-- TASK REQUIREMENTS --
Each entry below is to be written out exactly, and the pictures are to be left out.

-- INPUT FOR THIS TASK --
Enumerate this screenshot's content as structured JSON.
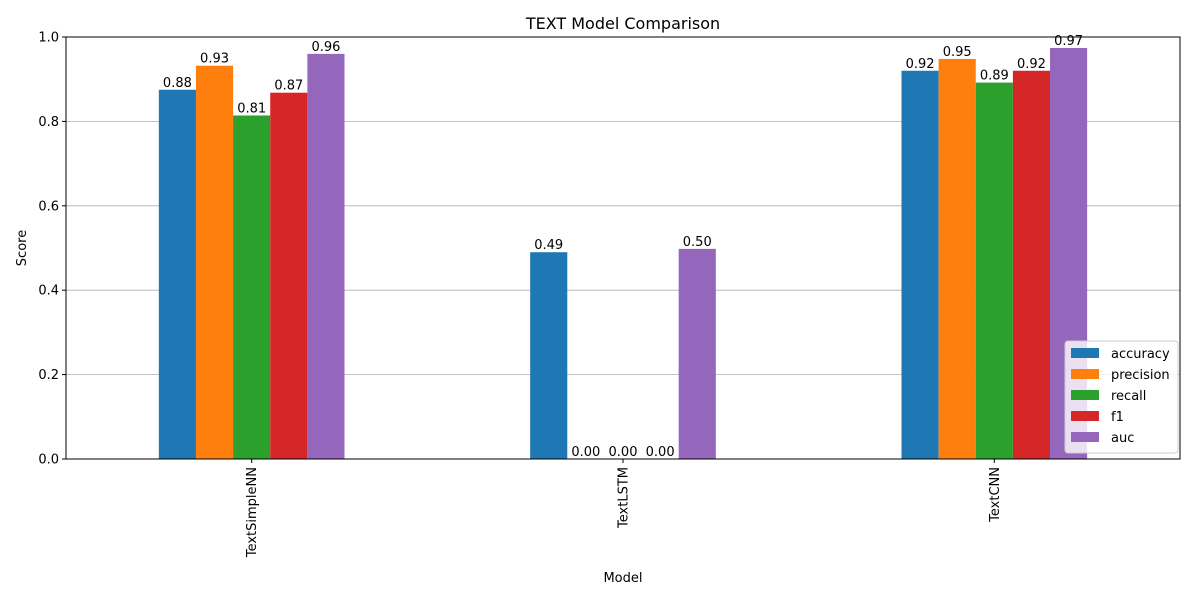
{
  "chart_data": {
    "type": "bar",
    "title": "TEXT Model Comparison",
    "xlabel": "Model",
    "ylabel": "Score",
    "ylim": [
      0,
      1.0
    ],
    "yticks": [
      "0.0",
      "0.2",
      "0.4",
      "0.6",
      "0.8",
      "1.0"
    ],
    "grid": "y-major",
    "legend_position": "lower-right",
    "categories": [
      "TextSimpleNN",
      "TextLSTM",
      "TextCNN"
    ],
    "series": [
      {
        "name": "accuracy",
        "color": "#1f77b4",
        "values": [
          0.875,
          0.49,
          0.92
        ],
        "labels": [
          "0.88",
          "0.49",
          "0.92"
        ]
      },
      {
        "name": "precision",
        "color": "#ff7f0e",
        "values": [
          0.932,
          0.0,
          0.948
        ],
        "labels": [
          "0.93",
          "0.00",
          "0.95"
        ]
      },
      {
        "name": "recall",
        "color": "#2ca02c",
        "values": [
          0.814,
          0.0,
          0.892
        ],
        "labels": [
          "0.81",
          "0.00",
          "0.89"
        ]
      },
      {
        "name": "f1",
        "color": "#d62728",
        "values": [
          0.868,
          0.0,
          0.92
        ],
        "labels": [
          "0.87",
          "0.00",
          "0.92"
        ]
      },
      {
        "name": "auc",
        "color": "#9467bd",
        "values": [
          0.96,
          0.498,
          0.974
        ],
        "labels": [
          "0.96",
          "0.50",
          "0.97"
        ]
      }
    ]
  }
}
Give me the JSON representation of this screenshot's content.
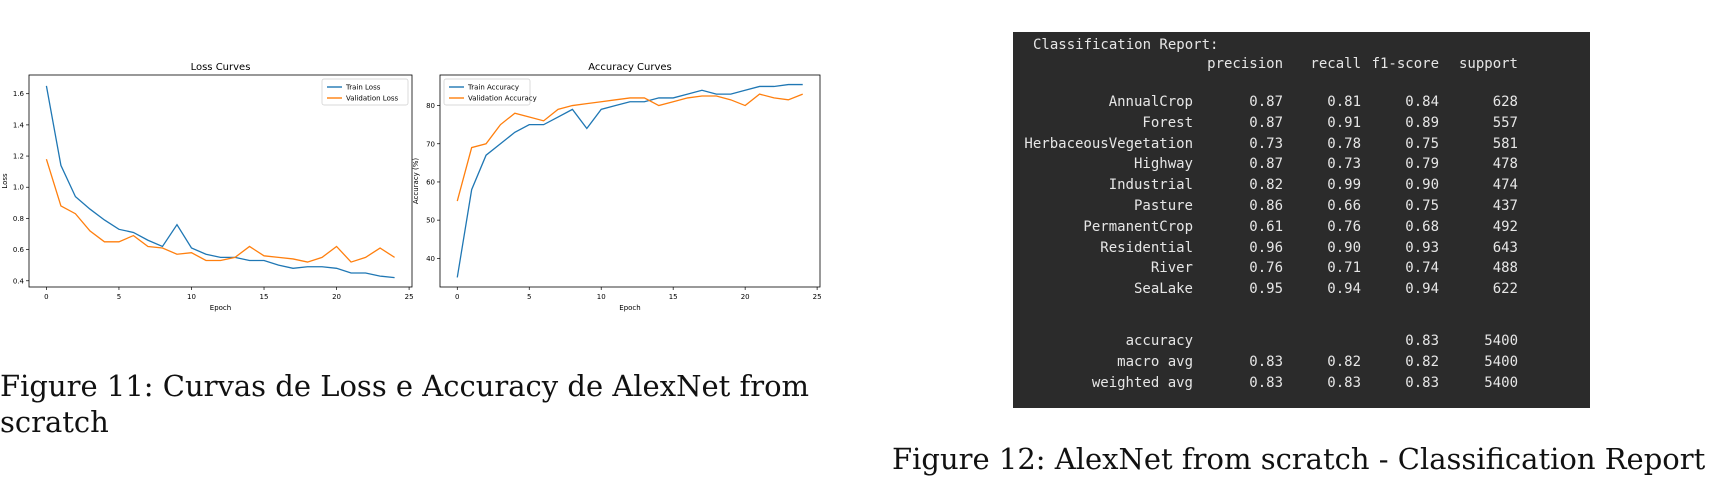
{
  "figure11": {
    "caption": "Figure 11: Curvas de Loss e Accuracy de AlexNet from scratch"
  },
  "figure12": {
    "caption": "Figure 12: AlexNet from scratch - Classification Report"
  },
  "chart_data": [
    {
      "type": "line",
      "title": "Loss Curves",
      "xlabel": "Epoch",
      "ylabel": "Loss",
      "xlim": [
        -1.2,
        25.2
      ],
      "ylim": [
        0.36,
        1.72
      ],
      "xticks": [
        0,
        5,
        10,
        15,
        20,
        25
      ],
      "yticks": [
        0.4,
        0.6,
        0.8,
        1.0,
        1.2,
        1.4,
        1.6
      ],
      "ytick_decimals": 1,
      "grid": false,
      "legend_position": "top-right",
      "x": [
        0,
        1,
        2,
        3,
        4,
        5,
        6,
        7,
        8,
        9,
        10,
        11,
        12,
        13,
        14,
        15,
        16,
        17,
        18,
        19,
        20,
        21,
        22,
        23,
        24
      ],
      "series": [
        {
          "name": "Train Loss",
          "color": "#1f77b4",
          "values": [
            1.65,
            1.14,
            0.94,
            0.86,
            0.79,
            0.73,
            0.71,
            0.66,
            0.62,
            0.76,
            0.61,
            0.57,
            0.55,
            0.55,
            0.53,
            0.53,
            0.5,
            0.48,
            0.49,
            0.49,
            0.48,
            0.45,
            0.45,
            0.43,
            0.42
          ]
        },
        {
          "name": "Validation Loss",
          "color": "#ff7f0e",
          "values": [
            1.18,
            0.88,
            0.83,
            0.72,
            0.65,
            0.65,
            0.69,
            0.62,
            0.61,
            0.57,
            0.58,
            0.53,
            0.53,
            0.55,
            0.62,
            0.56,
            0.55,
            0.54,
            0.52,
            0.55,
            0.62,
            0.52,
            0.55,
            0.61,
            0.55
          ]
        }
      ]
    },
    {
      "type": "line",
      "title": "Accuracy Curves",
      "xlabel": "Epoch",
      "ylabel": "Accuracy (%)",
      "xlim": [
        -1.2,
        25.2
      ],
      "ylim": [
        32.5,
        88
      ],
      "xticks": [
        0,
        5,
        10,
        15,
        20,
        25
      ],
      "yticks": [
        40,
        50,
        60,
        70,
        80
      ],
      "ytick_decimals": 0,
      "grid": false,
      "legend_position": "top-left",
      "x": [
        0,
        1,
        2,
        3,
        4,
        5,
        6,
        7,
        8,
        9,
        10,
        11,
        12,
        13,
        14,
        15,
        16,
        17,
        18,
        19,
        20,
        21,
        22,
        23,
        24
      ],
      "series": [
        {
          "name": "Train Accuracy",
          "color": "#1f77b4",
          "values": [
            35,
            58,
            67,
            70,
            73,
            75,
            75,
            77,
            79,
            74,
            79,
            80,
            81,
            81,
            82,
            82,
            83,
            84,
            83,
            83,
            84,
            85,
            85,
            85.5,
            85.5
          ]
        },
        {
          "name": "Validation Accuracy",
          "color": "#ff7f0e",
          "values": [
            55,
            69,
            70,
            75,
            78,
            77,
            76,
            79,
            80,
            80.5,
            81,
            81.5,
            82,
            82,
            80,
            81,
            82,
            82.5,
            82.5,
            81.5,
            80,
            83,
            82,
            81.5,
            83
          ]
        }
      ]
    },
    {
      "type": "table",
      "title": "Classification Report:",
      "columns": [
        "precision",
        "recall",
        "f1-score",
        "support"
      ],
      "rows": [
        [
          "AnnualCrop",
          "0.87",
          "0.81",
          "0.84",
          "628"
        ],
        [
          "Forest",
          "0.87",
          "0.91",
          "0.89",
          "557"
        ],
        [
          "HerbaceousVegetation",
          "0.73",
          "0.78",
          "0.75",
          "581"
        ],
        [
          "Highway",
          "0.87",
          "0.73",
          "0.79",
          "478"
        ],
        [
          "Industrial",
          "0.82",
          "0.99",
          "0.90",
          "474"
        ],
        [
          "Pasture",
          "0.86",
          "0.66",
          "0.75",
          "437"
        ],
        [
          "PermanentCrop",
          "0.61",
          "0.76",
          "0.68",
          "492"
        ],
        [
          "Residential",
          "0.96",
          "0.90",
          "0.93",
          "643"
        ],
        [
          "River",
          "0.76",
          "0.71",
          "0.74",
          "488"
        ],
        [
          "SeaLake",
          "0.95",
          "0.94",
          "0.94",
          "622"
        ]
      ],
      "summary_rows": [
        [
          "accuracy",
          "",
          "",
          "0.83",
          "5400"
        ],
        [
          "macro avg",
          "0.83",
          "0.82",
          "0.82",
          "5400"
        ],
        [
          "weighted avg",
          "0.83",
          "0.83",
          "0.83",
          "5400"
        ]
      ]
    }
  ]
}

-- RESULT OF THE EXERCISE --
Enumerate this screenshot's content as structured JSON.
{
  "chart_data": {
    "type": "bar",
    "title": "TEXT Model Comparison",
    "xlabel": "Model",
    "ylabel": "Score",
    "ylim": [
      0,
      1.0
    ],
    "yticks": [
      "0.0",
      "0.2",
      "0.4",
      "0.6",
      "0.8",
      "1.0"
    ],
    "grid": "y-major",
    "legend_position": "lower-right",
    "categories": [
      "TextSimpleNN",
      "TextLSTM",
      "TextCNN"
    ],
    "series": [
      {
        "name": "accuracy",
        "color": "#1f77b4",
        "values": [
          0.875,
          0.49,
          0.92
        ],
        "labels": [
          "0.88",
          "0.49",
          "0.92"
        ]
      },
      {
        "name": "precision",
        "color": "#ff7f0e",
        "values": [
          0.932,
          0.0,
          0.948
        ],
        "labels": [
          "0.93",
          "0.00",
          "0.95"
        ]
      },
      {
        "name": "recall",
        "color": "#2ca02c",
        "values": [
          0.814,
          0.0,
          0.892
        ],
        "labels": [
          "0.81",
          "0.00",
          "0.89"
        ]
      },
      {
        "name": "f1",
        "color": "#d62728",
        "values": [
          0.868,
          0.0,
          0.92
        ],
        "labels": [
          "0.87",
          "0.00",
          "0.92"
        ]
      },
      {
        "name": "auc",
        "color": "#9467bd",
        "values": [
          0.96,
          0.498,
          0.974
        ],
        "labels": [
          "0.96",
          "0.50",
          "0.97"
        ]
      }
    ]
  }
}
Give me the JSON representation of this screenshot's content.
{
  "figure11": {
    "caption": "Figure 11: Curvas de Loss e Accuracy de AlexNet from scratch"
  },
  "figure12": {
    "caption": "Figure 12: AlexNet from scratch - Classification Report"
  },
  "chart_data": [
    {
      "type": "line",
      "title": "Loss Curves",
      "xlabel": "Epoch",
      "ylabel": "Loss",
      "xlim": [
        -1.2,
        25.2
      ],
      "ylim": [
        0.36,
        1.72
      ],
      "xticks": [
        0,
        5,
        10,
        15,
        20,
        25
      ],
      "yticks": [
        0.4,
        0.6,
        0.8,
        1.0,
        1.2,
        1.4,
        1.6
      ],
      "ytick_decimals": 1,
      "grid": false,
      "legend_position": "top-right",
      "x": [
        0,
        1,
        2,
        3,
        4,
        5,
        6,
        7,
        8,
        9,
        10,
        11,
        12,
        13,
        14,
        15,
        16,
        17,
        18,
        19,
        20,
        21,
        22,
        23,
        24
      ],
      "series": [
        {
          "name": "Train Loss",
          "color": "#1f77b4",
          "values": [
            1.65,
            1.14,
            0.94,
            0.86,
            0.79,
            0.73,
            0.71,
            0.66,
            0.62,
            0.76,
            0.61,
            0.57,
            0.55,
            0.55,
            0.53,
            0.53,
            0.5,
            0.48,
            0.49,
            0.49,
            0.48,
            0.45,
            0.45,
            0.43,
            0.42
          ]
        },
        {
          "name": "Validation Loss",
          "color": "#ff7f0e",
          "values": [
            1.18,
            0.88,
            0.83,
            0.72,
            0.65,
            0.65,
            0.69,
            0.62,
            0.61,
            0.57,
            0.58,
            0.53,
            0.53,
            0.55,
            0.62,
            0.56,
            0.55,
            0.54,
            0.52,
            0.55,
            0.62,
            0.52,
            0.55,
            0.61,
            0.55
          ]
        }
      ]
    },
    {
      "type": "line",
      "title": "Accuracy Curves",
      "xlabel": "Epoch",
      "ylabel": "Accuracy (%)",
      "xlim": [
        -1.2,
        25.2
      ],
      "ylim": [
        32.5,
        88
      ],
      "xticks": [
        0,
        5,
        10,
        15,
        20,
        25
      ],
      "yticks": [
        40,
        50,
        60,
        70,
        80
      ],
      "ytick_decimals": 0,
      "grid": false,
      "legend_position": "top-left",
      "x": [
        0,
        1,
        2,
        3,
        4,
        5,
        6,
        7,
        8,
        9,
        10,
        11,
        12,
        13,
        14,
        15,
        16,
        17,
        18,
        19,
        20,
        21,
        22,
        23,
        24
      ],
      "series": [
        {
          "name": "Train Accuracy",
          "color": "#1f77b4",
          "values": [
            35,
            58,
            67,
            70,
            73,
            75,
            75,
            77,
            79,
            74,
            79,
            80,
            81,
            81,
            82,
            82,
            83,
            84,
            83,
            83,
            84,
            85,
            85,
            85.5,
            85.5
          ]
        },
        {
          "name": "Validation Accuracy",
          "color": "#ff7f0e",
          "values": [
            55,
            69,
            70,
            75,
            78,
            77,
            76,
            79,
            80,
            80.5,
            81,
            81.5,
            82,
            82,
            80,
            81,
            82,
            82.5,
            82.5,
            81.5,
            80,
            83,
            82,
            81.5,
            83
          ]
        }
      ]
    },
    {
      "type": "table",
      "title": "Classification Report:",
      "columns": [
        "precision",
        "recall",
        "f1-score",
        "support"
      ],
      "rows": [
        [
          "AnnualCrop",
          "0.87",
          "0.81",
          "0.84",
          "628"
        ],
        [
          "Forest",
          "0.87",
          "0.91",
          "0.89",
          "557"
        ],
        [
          "HerbaceousVegetation",
          "0.73",
          "0.78",
          "0.75",
          "581"
        ],
        [
          "Highway",
          "0.87",
          "0.73",
          "0.79",
          "478"
        ],
        [
          "Industrial",
          "0.82",
          "0.99",
          "0.90",
          "474"
        ],
        [
          "Pasture",
          "0.86",
          "0.66",
          "0.75",
          "437"
        ],
        [
          "PermanentCrop",
          "0.61",
          "0.76",
          "0.68",
          "492"
        ],
        [
          "Residential",
          "0.96",
          "0.90",
          "0.93",
          "643"
        ],
        [
          "River",
          "0.76",
          "0.71",
          "0.74",
          "488"
        ],
        [
          "SeaLake",
          "0.95",
          "0.94",
          "0.94",
          "622"
        ]
      ],
      "summary_rows": [
        [
          "accuracy",
          "",
          "",
          "0.83",
          "5400"
        ],
        [
          "macro avg",
          "0.83",
          "0.82",
          "0.82",
          "5400"
        ],
        [
          "weighted avg",
          "0.83",
          "0.83",
          "0.83",
          "5400"
        ]
      ]
    }
  ]
}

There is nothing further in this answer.